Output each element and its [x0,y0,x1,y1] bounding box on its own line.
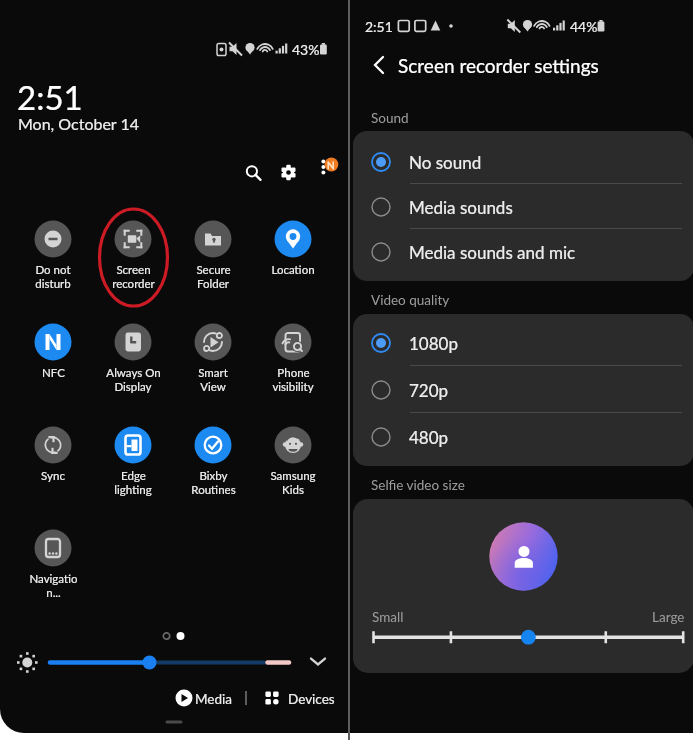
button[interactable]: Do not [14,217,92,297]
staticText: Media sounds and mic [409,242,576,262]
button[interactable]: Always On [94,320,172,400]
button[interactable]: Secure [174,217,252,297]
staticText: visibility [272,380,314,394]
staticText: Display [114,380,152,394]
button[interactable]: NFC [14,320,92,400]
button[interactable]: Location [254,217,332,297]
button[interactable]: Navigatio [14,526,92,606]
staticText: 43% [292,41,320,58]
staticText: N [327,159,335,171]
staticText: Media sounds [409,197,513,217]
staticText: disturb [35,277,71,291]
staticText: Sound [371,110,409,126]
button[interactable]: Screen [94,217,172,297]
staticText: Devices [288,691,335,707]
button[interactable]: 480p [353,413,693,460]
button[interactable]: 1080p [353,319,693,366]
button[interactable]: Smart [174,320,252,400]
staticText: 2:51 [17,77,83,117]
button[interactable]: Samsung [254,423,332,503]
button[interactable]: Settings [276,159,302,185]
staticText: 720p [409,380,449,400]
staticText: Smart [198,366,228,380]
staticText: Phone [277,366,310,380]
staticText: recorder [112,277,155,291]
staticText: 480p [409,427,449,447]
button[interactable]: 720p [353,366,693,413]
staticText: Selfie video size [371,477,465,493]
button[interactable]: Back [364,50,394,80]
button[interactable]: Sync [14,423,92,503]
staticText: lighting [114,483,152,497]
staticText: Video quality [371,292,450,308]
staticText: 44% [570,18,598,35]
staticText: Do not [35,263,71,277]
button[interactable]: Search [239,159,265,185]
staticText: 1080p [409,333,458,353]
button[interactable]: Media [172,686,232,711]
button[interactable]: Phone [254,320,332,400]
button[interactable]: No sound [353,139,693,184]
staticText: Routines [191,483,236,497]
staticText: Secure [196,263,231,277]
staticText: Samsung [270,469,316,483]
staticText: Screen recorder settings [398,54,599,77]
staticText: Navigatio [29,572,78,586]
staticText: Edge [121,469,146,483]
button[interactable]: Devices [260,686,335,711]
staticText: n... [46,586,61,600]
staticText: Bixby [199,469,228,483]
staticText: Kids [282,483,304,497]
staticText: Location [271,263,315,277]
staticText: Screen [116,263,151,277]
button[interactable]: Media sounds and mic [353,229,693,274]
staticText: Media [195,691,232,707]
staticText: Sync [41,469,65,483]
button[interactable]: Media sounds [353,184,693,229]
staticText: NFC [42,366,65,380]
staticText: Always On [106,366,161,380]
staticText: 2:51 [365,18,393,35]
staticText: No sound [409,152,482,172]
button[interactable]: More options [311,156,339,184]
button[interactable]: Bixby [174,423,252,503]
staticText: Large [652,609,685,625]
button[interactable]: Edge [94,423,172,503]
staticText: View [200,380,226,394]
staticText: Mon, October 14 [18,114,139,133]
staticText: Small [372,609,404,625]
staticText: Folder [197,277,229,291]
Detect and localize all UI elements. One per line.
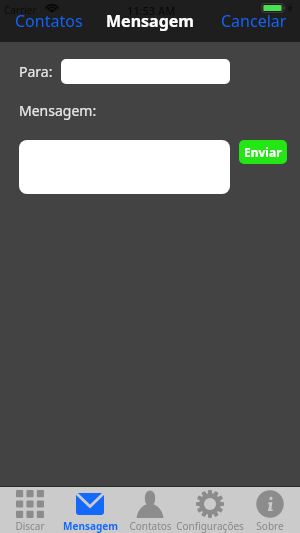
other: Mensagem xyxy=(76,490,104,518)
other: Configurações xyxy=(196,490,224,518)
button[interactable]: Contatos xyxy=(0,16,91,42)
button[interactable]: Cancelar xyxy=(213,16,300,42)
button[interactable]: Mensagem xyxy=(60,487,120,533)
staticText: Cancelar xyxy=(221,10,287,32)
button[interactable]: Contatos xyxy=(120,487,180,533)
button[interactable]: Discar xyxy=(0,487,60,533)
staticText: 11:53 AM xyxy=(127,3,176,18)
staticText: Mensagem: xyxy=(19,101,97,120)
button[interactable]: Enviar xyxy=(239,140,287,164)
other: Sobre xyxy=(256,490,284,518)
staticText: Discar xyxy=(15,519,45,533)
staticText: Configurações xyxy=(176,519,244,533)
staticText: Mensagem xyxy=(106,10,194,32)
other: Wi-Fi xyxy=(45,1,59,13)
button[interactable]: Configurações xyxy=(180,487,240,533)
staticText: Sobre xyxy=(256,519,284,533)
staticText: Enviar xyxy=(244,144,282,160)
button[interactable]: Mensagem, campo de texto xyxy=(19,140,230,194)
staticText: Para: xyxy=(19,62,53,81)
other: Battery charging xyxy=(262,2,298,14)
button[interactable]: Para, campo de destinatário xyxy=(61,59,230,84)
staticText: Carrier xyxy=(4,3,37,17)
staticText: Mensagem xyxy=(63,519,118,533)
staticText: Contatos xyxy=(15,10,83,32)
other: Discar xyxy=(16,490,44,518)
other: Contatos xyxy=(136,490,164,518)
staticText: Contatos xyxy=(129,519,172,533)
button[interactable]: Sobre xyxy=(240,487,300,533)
· · · · · · ·
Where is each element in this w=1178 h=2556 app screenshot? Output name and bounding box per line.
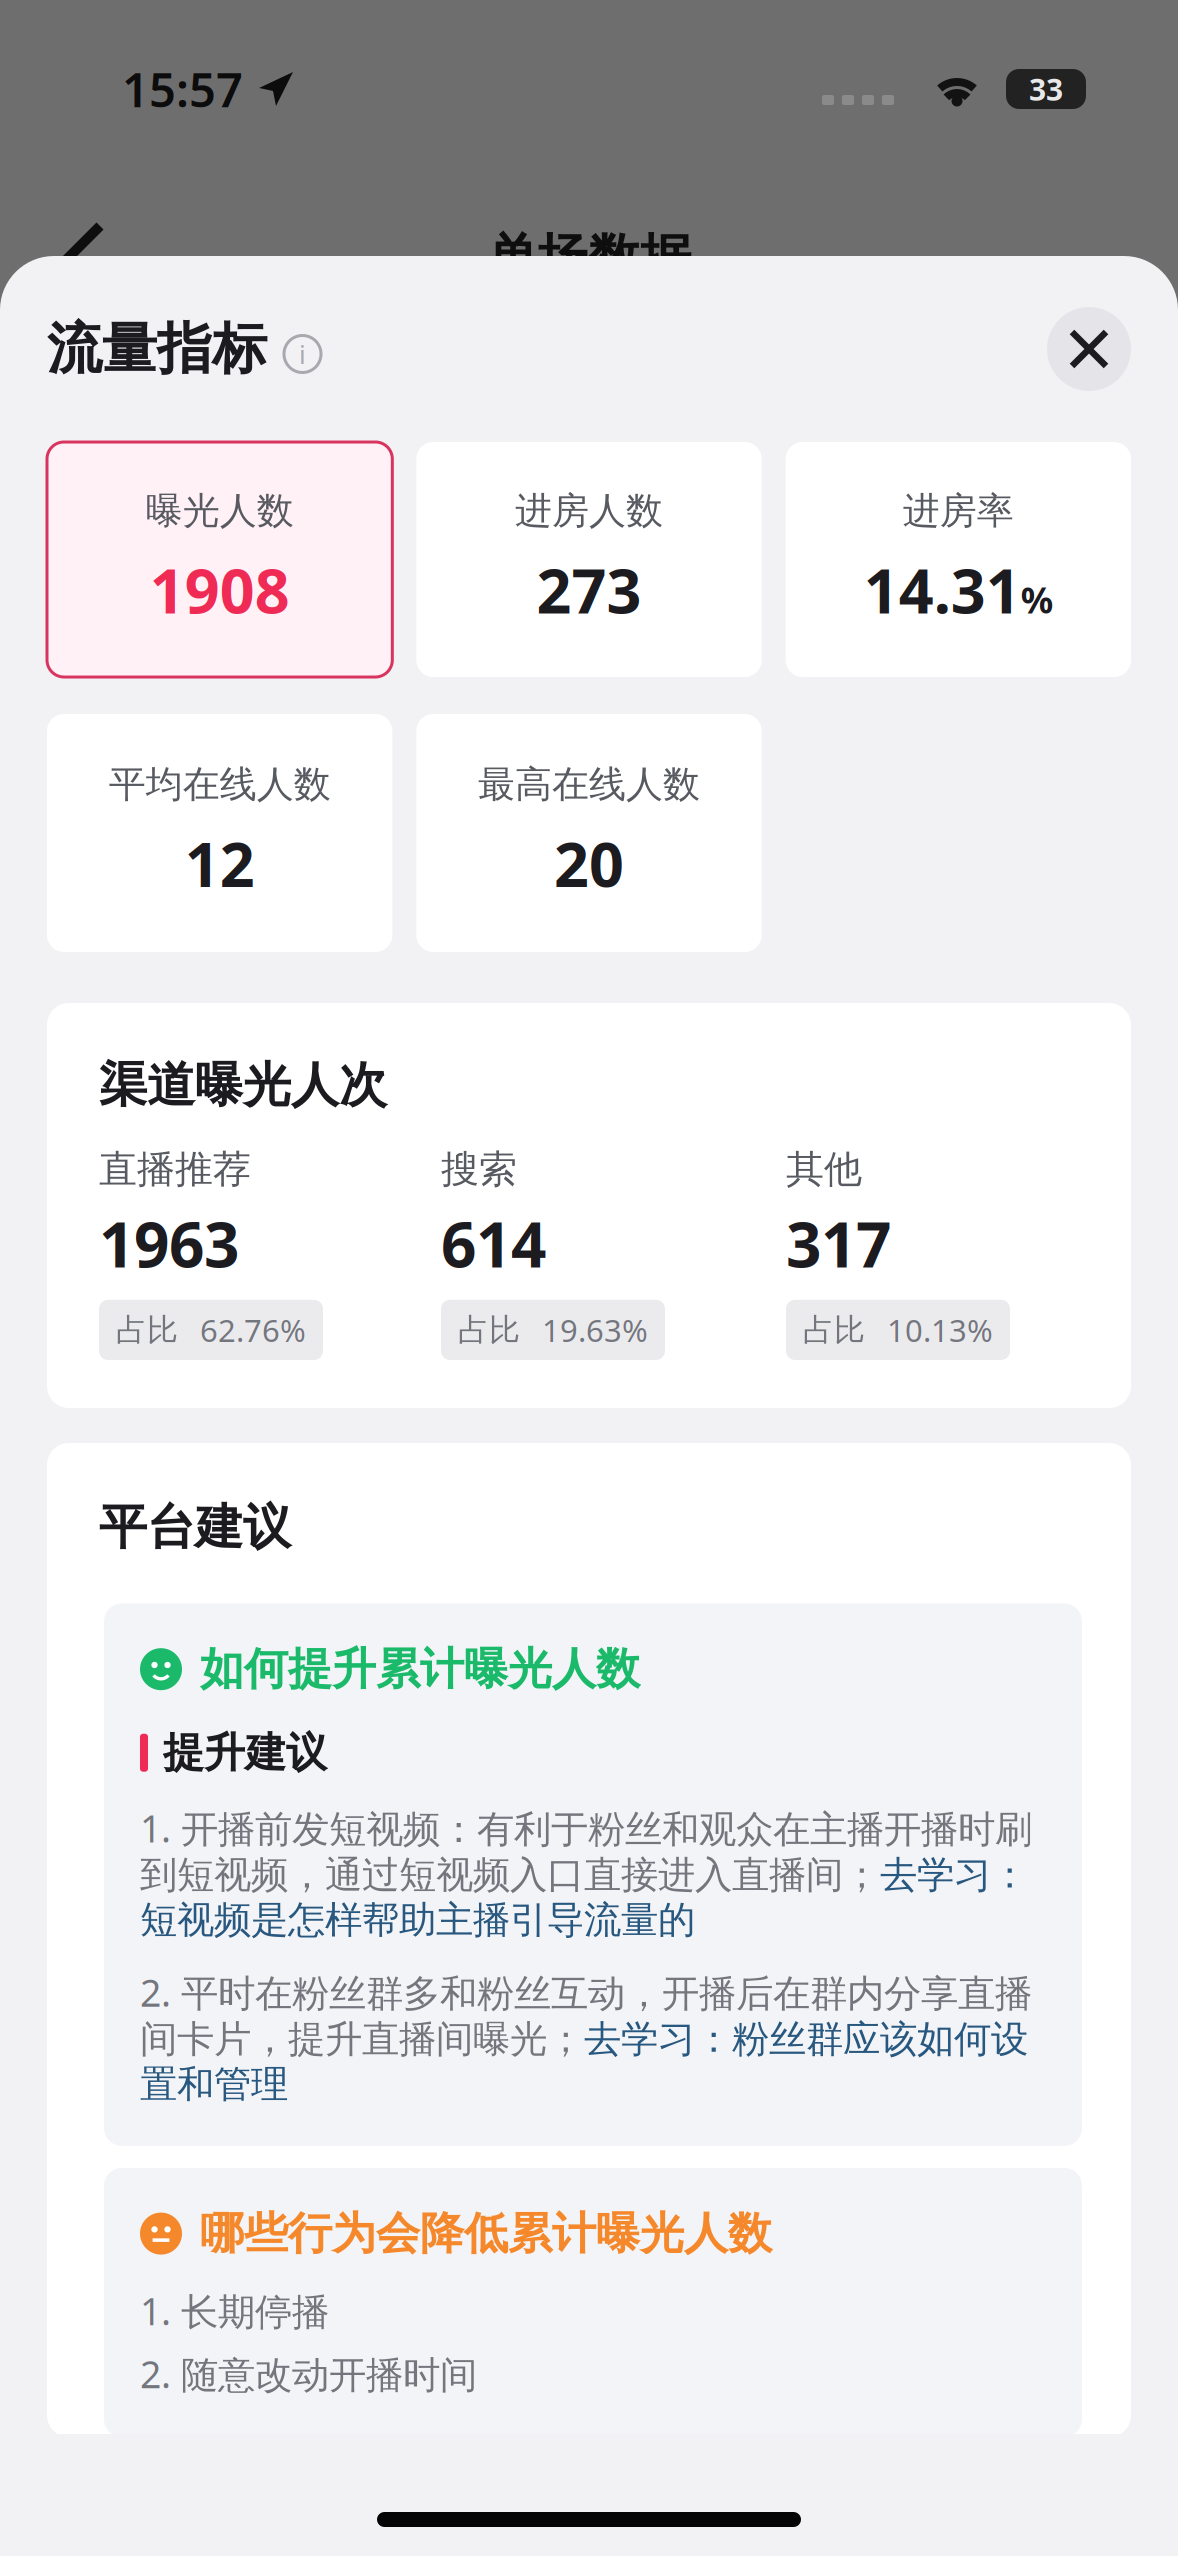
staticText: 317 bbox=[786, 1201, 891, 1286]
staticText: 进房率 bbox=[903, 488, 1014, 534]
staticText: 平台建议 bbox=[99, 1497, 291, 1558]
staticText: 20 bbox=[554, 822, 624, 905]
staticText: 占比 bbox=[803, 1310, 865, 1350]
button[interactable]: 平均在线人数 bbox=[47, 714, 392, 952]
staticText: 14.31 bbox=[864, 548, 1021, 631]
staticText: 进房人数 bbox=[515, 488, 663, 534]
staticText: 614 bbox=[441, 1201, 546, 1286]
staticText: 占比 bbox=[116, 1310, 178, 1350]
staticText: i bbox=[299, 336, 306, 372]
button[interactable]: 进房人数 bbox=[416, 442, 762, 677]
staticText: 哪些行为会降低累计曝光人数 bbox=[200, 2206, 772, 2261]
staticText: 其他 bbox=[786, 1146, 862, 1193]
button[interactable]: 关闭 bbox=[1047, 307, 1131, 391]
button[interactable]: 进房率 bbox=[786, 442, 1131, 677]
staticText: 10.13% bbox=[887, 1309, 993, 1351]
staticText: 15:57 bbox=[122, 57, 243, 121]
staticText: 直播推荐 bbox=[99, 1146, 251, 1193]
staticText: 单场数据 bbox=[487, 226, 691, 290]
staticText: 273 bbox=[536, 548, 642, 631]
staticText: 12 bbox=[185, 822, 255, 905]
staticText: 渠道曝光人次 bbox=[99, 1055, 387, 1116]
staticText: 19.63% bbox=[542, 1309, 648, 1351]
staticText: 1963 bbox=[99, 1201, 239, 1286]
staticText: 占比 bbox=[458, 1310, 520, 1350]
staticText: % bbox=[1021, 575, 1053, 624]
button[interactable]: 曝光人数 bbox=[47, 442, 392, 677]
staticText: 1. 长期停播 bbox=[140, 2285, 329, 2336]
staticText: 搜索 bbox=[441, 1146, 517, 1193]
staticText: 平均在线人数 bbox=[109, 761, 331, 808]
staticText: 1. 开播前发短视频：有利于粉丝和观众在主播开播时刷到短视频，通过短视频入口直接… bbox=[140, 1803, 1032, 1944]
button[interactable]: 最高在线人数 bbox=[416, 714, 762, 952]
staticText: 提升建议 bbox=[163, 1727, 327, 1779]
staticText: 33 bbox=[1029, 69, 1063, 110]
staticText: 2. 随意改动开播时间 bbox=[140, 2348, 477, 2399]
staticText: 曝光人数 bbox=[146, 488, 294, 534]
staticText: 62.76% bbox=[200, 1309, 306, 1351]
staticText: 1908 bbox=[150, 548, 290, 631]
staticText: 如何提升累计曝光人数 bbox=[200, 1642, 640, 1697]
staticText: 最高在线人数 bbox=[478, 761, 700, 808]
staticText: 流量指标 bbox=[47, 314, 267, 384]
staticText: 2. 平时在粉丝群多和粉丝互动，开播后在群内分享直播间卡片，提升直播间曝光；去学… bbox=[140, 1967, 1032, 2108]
· · · · · · ·
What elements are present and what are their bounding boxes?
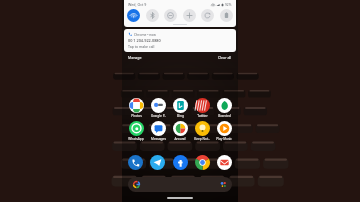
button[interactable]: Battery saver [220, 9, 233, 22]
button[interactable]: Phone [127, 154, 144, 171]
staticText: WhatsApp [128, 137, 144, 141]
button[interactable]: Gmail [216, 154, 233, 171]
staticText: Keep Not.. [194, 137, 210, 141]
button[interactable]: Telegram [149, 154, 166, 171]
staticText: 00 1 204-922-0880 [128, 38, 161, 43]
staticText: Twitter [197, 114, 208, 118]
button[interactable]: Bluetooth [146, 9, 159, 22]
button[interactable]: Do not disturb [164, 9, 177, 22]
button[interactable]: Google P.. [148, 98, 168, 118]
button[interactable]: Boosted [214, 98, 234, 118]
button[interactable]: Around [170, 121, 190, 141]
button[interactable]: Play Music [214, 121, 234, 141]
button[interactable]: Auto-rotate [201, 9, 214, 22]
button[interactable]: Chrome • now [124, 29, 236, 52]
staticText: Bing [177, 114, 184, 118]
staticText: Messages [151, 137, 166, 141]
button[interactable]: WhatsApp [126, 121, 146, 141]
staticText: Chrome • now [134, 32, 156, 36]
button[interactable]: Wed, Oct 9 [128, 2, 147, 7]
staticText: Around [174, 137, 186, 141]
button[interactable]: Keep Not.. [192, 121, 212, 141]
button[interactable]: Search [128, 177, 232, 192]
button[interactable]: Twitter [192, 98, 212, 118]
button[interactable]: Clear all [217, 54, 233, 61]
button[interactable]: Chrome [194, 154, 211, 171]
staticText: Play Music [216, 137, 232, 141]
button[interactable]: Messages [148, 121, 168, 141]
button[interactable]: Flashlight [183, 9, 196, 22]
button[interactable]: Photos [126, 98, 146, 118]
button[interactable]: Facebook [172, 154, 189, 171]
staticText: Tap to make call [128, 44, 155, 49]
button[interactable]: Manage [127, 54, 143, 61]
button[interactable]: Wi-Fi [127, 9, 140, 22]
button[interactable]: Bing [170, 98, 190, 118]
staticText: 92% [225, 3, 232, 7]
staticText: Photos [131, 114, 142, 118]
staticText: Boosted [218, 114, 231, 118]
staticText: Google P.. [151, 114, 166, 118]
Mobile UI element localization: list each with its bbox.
· · · · · · ·
> [WHAT TO WORK ON]
Starting at the line that contains "staticText: 317 bbox=[786, 1201, 891, 1286]" and stopping after the line that contains "staticText: i bbox=[299, 336, 306, 372]", turn those lines of the items into a numbered list, leaving out any blank lines.

> [EXPECTED ANSWER]
1. staticText: 317 bbox=[786, 1201, 891, 1286]
2. staticText: 进房率 bbox=[903, 488, 1014, 534]
3. staticText: 平台建议 bbox=[99, 1497, 291, 1558]
4. staticText: 20 bbox=[554, 822, 624, 905]
5. staticText: 占比 bbox=[803, 1310, 865, 1350]
6. button[interactable]: 平均在线人数 bbox=[47, 714, 392, 952]
7. staticText: 14.31 bbox=[864, 548, 1021, 631]
8. staticText: 进房人数 bbox=[515, 488, 663, 534]
9. staticText: 614 bbox=[441, 1201, 546, 1286]
10. staticText: 占比 bbox=[116, 1310, 178, 1350]
11. staticText: i bbox=[299, 336, 306, 372]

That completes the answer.